RECORDS TO USE:
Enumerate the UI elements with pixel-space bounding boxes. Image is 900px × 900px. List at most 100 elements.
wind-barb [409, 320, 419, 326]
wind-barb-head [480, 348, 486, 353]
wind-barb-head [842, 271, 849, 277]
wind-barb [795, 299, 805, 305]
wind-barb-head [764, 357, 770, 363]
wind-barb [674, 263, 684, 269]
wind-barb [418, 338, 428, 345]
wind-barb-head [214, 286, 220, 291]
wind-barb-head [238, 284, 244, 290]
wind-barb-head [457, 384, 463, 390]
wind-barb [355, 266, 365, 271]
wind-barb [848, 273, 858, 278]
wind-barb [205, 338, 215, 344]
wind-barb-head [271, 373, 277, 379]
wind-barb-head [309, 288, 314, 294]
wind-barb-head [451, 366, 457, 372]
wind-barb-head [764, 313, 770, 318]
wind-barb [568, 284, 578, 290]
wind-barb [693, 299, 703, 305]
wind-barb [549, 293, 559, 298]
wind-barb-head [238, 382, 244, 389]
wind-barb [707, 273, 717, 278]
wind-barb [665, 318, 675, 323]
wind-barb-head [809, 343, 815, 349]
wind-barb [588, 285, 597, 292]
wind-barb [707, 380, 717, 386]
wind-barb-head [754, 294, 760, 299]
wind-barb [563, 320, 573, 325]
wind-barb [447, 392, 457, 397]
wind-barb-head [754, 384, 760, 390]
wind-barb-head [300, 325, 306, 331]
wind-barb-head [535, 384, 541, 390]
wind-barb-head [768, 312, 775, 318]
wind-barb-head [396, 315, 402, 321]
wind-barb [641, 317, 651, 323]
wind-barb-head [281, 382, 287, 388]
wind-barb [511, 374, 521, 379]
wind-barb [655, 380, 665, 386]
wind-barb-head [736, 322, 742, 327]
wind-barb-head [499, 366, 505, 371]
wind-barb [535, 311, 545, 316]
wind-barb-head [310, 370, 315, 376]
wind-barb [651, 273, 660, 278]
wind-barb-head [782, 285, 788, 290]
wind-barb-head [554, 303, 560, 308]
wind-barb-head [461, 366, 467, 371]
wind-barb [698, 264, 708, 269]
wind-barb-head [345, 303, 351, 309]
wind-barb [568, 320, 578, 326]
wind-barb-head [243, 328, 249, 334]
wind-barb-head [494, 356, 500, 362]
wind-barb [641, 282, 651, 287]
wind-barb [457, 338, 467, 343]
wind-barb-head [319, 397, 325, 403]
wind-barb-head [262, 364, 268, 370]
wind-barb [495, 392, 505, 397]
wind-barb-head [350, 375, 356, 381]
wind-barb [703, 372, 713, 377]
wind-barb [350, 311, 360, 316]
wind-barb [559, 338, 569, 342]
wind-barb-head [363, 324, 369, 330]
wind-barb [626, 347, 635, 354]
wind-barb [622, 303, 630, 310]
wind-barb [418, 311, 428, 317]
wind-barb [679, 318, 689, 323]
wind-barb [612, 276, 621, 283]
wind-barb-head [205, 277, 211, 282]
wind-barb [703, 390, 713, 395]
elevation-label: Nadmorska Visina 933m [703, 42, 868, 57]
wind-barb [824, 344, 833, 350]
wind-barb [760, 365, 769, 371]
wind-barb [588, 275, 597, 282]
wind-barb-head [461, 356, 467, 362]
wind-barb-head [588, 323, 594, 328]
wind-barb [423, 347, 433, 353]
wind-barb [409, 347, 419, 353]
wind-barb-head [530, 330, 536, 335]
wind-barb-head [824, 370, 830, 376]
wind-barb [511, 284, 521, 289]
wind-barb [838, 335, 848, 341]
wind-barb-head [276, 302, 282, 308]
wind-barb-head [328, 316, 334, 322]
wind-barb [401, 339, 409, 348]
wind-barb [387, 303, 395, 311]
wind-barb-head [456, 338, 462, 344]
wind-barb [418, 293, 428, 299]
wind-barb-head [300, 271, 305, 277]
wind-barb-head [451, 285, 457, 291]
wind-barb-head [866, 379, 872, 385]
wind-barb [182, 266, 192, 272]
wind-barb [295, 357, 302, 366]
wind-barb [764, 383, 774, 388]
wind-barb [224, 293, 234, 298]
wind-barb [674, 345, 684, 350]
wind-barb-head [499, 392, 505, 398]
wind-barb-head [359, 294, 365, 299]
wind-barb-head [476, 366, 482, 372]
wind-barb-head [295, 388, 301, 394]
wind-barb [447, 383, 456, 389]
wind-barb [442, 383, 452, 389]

WRITTEN INSTRUCTION:
Copy the rows from the first one through the row containing "wind-barb-head [764, 313, 770, 318]", replacing "pixel-space" with "pixel-coordinate" and keeping everything else the same.

EXERCISE RESPONSE:
Enumerate the UI elements with pixel-coordinate bounding boxes. Image is 900px × 900px. List at most 100 elements.
wind-barb [409, 320, 419, 326]
wind-barb-head [480, 348, 486, 353]
wind-barb-head [842, 271, 849, 277]
wind-barb [795, 299, 805, 305]
wind-barb-head [764, 357, 770, 363]
wind-barb [674, 263, 684, 269]
wind-barb [418, 338, 428, 345]
wind-barb-head [214, 286, 220, 291]
wind-barb-head [238, 284, 244, 290]
wind-barb-head [457, 384, 463, 390]
wind-barb [355, 266, 365, 271]
wind-barb [848, 273, 858, 278]
wind-barb [205, 338, 215, 344]
wind-barb-head [271, 373, 277, 379]
wind-barb-head [309, 288, 314, 294]
wind-barb-head [451, 366, 457, 372]
wind-barb-head [764, 313, 770, 318]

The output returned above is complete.